GOAL OF THE EXERCISE
Return the listing below word for word.

SUPPLIED MATERIAL
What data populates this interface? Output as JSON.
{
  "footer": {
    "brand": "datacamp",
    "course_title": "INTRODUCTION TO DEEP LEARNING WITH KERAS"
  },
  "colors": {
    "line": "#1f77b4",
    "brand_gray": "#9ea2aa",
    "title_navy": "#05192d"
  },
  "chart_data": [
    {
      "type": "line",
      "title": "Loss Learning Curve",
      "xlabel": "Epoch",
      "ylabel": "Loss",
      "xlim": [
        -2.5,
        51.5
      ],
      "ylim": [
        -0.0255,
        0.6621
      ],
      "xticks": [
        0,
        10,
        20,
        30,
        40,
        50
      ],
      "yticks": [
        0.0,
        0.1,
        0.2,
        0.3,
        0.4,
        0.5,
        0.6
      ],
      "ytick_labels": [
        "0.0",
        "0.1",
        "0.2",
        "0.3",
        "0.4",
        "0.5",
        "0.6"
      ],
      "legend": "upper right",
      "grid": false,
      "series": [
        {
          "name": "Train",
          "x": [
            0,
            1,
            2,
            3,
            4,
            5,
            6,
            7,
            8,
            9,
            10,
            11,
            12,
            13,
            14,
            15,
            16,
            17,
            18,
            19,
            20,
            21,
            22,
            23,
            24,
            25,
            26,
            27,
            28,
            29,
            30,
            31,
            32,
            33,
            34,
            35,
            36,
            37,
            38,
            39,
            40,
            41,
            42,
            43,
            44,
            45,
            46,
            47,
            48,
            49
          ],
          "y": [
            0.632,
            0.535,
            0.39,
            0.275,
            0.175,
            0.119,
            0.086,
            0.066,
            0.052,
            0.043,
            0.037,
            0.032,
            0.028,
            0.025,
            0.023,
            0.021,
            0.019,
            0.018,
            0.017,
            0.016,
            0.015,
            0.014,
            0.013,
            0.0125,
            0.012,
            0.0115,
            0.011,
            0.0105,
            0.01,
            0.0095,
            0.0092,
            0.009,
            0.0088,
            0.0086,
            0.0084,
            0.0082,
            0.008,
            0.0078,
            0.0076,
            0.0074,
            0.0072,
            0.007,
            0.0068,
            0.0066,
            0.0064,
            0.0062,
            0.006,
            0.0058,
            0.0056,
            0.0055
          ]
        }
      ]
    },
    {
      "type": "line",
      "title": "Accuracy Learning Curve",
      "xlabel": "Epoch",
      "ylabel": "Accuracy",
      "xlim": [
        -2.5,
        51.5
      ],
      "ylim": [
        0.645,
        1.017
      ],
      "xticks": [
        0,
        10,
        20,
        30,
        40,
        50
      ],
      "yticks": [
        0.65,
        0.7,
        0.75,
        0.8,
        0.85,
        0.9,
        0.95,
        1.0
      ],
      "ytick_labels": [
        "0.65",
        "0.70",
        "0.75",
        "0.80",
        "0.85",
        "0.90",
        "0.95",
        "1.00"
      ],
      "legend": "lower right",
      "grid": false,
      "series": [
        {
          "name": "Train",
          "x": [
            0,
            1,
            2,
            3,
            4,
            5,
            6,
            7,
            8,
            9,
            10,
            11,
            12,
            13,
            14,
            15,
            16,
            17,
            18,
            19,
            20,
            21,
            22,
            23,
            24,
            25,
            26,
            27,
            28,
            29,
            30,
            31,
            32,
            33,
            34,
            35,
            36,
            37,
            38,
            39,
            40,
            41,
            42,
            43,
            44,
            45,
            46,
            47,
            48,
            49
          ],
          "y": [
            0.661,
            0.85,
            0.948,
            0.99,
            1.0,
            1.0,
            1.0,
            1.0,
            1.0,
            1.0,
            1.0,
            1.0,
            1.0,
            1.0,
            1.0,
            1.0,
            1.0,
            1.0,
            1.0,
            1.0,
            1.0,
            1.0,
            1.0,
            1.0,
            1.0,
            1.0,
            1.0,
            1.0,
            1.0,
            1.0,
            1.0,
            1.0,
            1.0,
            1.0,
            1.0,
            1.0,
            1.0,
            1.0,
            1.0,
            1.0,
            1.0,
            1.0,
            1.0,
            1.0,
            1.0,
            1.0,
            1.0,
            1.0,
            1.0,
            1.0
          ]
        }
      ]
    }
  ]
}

EXERCISE RESPONSE
What data populates this interface? Output as JSON.
{
  "footer": {
    "brand": "datacamp",
    "course_title": "INTRODUCTION TO DEEP LEARNING WITH KERAS"
  },
  "colors": {
    "line": "#1f77b4",
    "brand_gray": "#9ea2aa",
    "title_navy": "#05192d"
  },
  "chart_data": [
    {
      "type": "line",
      "title": "Loss Learning Curve",
      "xlabel": "Epoch",
      "ylabel": "Loss",
      "xlim": [
        -2.5,
        51.5
      ],
      "ylim": [
        -0.0255,
        0.6621
      ],
      "xticks": [
        0,
        10,
        20,
        30,
        40,
        50
      ],
      "yticks": [
        0.0,
        0.1,
        0.2,
        0.3,
        0.4,
        0.5,
        0.6
      ],
      "ytick_labels": [
        "0.0",
        "0.1",
        "0.2",
        "0.3",
        "0.4",
        "0.5",
        "0.6"
      ],
      "legend": "upper right",
      "grid": false,
      "series": [
        {
          "name": "Train",
          "x": [
            0,
            1,
            2,
            3,
            4,
            5,
            6,
            7,
            8,
            9,
            10,
            11,
            12,
            13,
            14,
            15,
            16,
            17,
            18,
            19,
            20,
            21,
            22,
            23,
            24,
            25,
            26,
            27,
            28,
            29,
            30,
            31,
            32,
            33,
            34,
            35,
            36,
            37,
            38,
            39,
            40,
            41,
            42,
            43,
            44,
            45,
            46,
            47,
            48,
            49
          ],
          "y": [
            0.632,
            0.535,
            0.39,
            0.275,
            0.175,
            0.119,
            0.086,
            0.066,
            0.052,
            0.043,
            0.037,
            0.032,
            0.028,
            0.025,
            0.023,
            0.021,
            0.019,
            0.018,
            0.017,
            0.016,
            0.015,
            0.014,
            0.013,
            0.0125,
            0.012,
            0.0115,
            0.011,
            0.0105,
            0.01,
            0.0095,
            0.0092,
            0.009,
            0.0088,
            0.0086,
            0.0084,
            0.0082,
            0.008,
            0.0078,
            0.0076,
            0.0074,
            0.0072,
            0.007,
            0.0068,
            0.0066,
            0.0064,
            0.0062,
            0.006,
            0.0058,
            0.0056,
            0.0055
          ]
        }
      ]
    },
    {
      "type": "line",
      "title": "Accuracy Learning Curve",
      "xlabel": "Epoch",
      "ylabel": "Accuracy",
      "xlim": [
        -2.5,
        51.5
      ],
      "ylim": [
        0.645,
        1.017
      ],
      "xticks": [
        0,
        10,
        20,
        30,
        40,
        50
      ],
      "yticks": [
        0.65,
        0.7,
        0.75,
        0.8,
        0.85,
        0.9,
        0.95,
        1.0
      ],
      "ytick_labels": [
        "0.65",
        "0.70",
        "0.75",
        "0.80",
        "0.85",
        "0.90",
        "0.95",
        "1.00"
      ],
      "legend": "lower right",
      "grid": false,
      "series": [
        {
          "name": "Train",
          "x": [
            0,
            1,
            2,
            3,
            4,
            5,
            6,
            7,
            8,
            9,
            10,
            11,
            12,
            13,
            14,
            15,
            16,
            17,
            18,
            19,
            20,
            21,
            22,
            23,
            24,
            25,
            26,
            27,
            28,
            29,
            30,
            31,
            32,
            33,
            34,
            35,
            36,
            37,
            38,
            39,
            40,
            41,
            42,
            43,
            44,
            45,
            46,
            47,
            48,
            49
          ],
          "y": [
            0.661,
            0.85,
            0.948,
            0.99,
            1.0,
            1.0,
            1.0,
            1.0,
            1.0,
            1.0,
            1.0,
            1.0,
            1.0,
            1.0,
            1.0,
            1.0,
            1.0,
            1.0,
            1.0,
            1.0,
            1.0,
            1.0,
            1.0,
            1.0,
            1.0,
            1.0,
            1.0,
            1.0,
            1.0,
            1.0,
            1.0,
            1.0,
            1.0,
            1.0,
            1.0,
            1.0,
            1.0,
            1.0,
            1.0,
            1.0,
            1.0,
            1.0,
            1.0,
            1.0,
            1.0,
            1.0,
            1.0,
            1.0,
            1.0,
            1.0
          ]
        }
      ]
    }
  ]
}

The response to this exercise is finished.